#### Extracted entries:
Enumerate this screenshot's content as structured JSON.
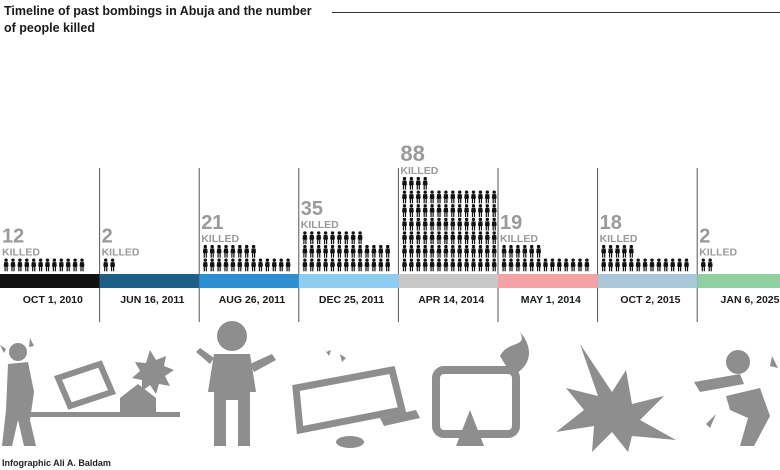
{
  "title": {
    "line1": "Timeline of past bombings in Abuja and the number",
    "line2": "of people killed"
  },
  "credit": "Infographic Ali A. Baldam",
  "colors": {
    "figure": "#111111",
    "count_text": "#9a9a9a",
    "illustration": "#8e8e8e",
    "divider": "#555555"
  },
  "chart_data": {
    "type": "bar",
    "title": "Timeline of past bombings in Abuja and the number of people killed",
    "unit_label": "KILLED",
    "categories": [
      "OCT 1, 2010",
      "JUN 16, 2011",
      "AUG 26, 2011",
      "DEC 25, 2011",
      "APR 14, 2014",
      "MAY 1, 2014",
      "OCT 2, 2015",
      "JAN 6, 2025"
    ],
    "values": [
      12,
      2,
      21,
      35,
      88,
      19,
      18,
      2
    ],
    "band_colors": [
      "#111111",
      "#1d5f86",
      "#2d8fd0",
      "#8fcdf0",
      "#c8c8c8",
      "#f3a3a3",
      "#a9c7d9",
      "#8fd0a0"
    ],
    "encoding": "pictogram"
  },
  "illustrations": [
    {
      "name": "injured-person-icon",
      "position": 1
    },
    {
      "name": "wrecked-car-icon",
      "position": 2
    },
    {
      "name": "explosion-house-icon",
      "position": 3
    },
    {
      "name": "bomber-figure-icon",
      "position": 4
    },
    {
      "name": "overturned-vehicle-icon",
      "position": 5
    },
    {
      "name": "burning-vehicle-icon",
      "position": 6
    },
    {
      "name": "explosion-burst-icon",
      "position": 7
    },
    {
      "name": "blast-figure-icon",
      "position": 8
    }
  ]
}
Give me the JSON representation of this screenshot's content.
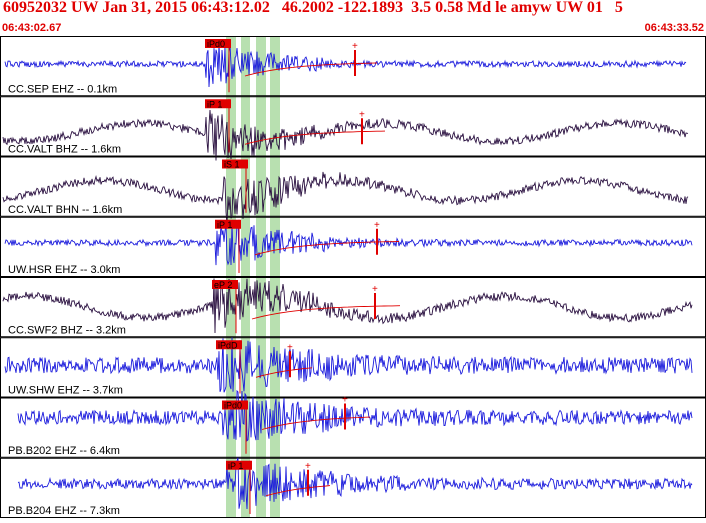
{
  "header": {
    "title": "60952032 UW Jan 31, 2015 06:43:12.02   46.2002 -122.1893  3.5 0.58 Md le amyw UW 01   5",
    "start_time": "06:43:02.67",
    "end_time": "06:43:33.52"
  },
  "colors": {
    "header_text": "#e00000",
    "trace_blue": "#1a1adc",
    "trace_dark": "#2a1040",
    "pick_red": "#e00000",
    "window_green": "#b8e0b0",
    "panel_border": "#000000"
  },
  "traces": [
    {
      "label": "CC.SEP EHZ -- 0.1km",
      "pick": "iPd0",
      "color": "trace_blue"
    },
    {
      "label": "CC.VALT BHZ -- 1.6km",
      "pick": "iP 1",
      "color": "trace_dark"
    },
    {
      "label": "CC.VALT BHN -- 1.6km",
      "pick": "iS 1",
      "color": "trace_dark"
    },
    {
      "label": "UW.HSR EHZ -- 3.0km",
      "pick": "iP 1",
      "color": "trace_blue"
    },
    {
      "label": "CC.SWF2 BHZ -- 3.2km",
      "pick": "eP 2",
      "color": "trace_dark"
    },
    {
      "label": "UW.SHW EHZ -- 3.7km",
      "pick": "iPdD",
      "color": "trace_blue"
    },
    {
      "label": "PB.B202 EHZ -- 6.4km",
      "pick": "iPd0",
      "color": "trace_blue"
    },
    {
      "label": "PB.B204 EHZ -- 7.3km",
      "pick": "iP 1",
      "color": "trace_blue"
    }
  ]
}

#### Written request:
Every line containing the string "number" must be listed.

#### Solved exercise:
    "line1": "Timeline of past bombings in Abuja and the number",
    "title": "Timeline of past bombings in Abuja and the number of people killed",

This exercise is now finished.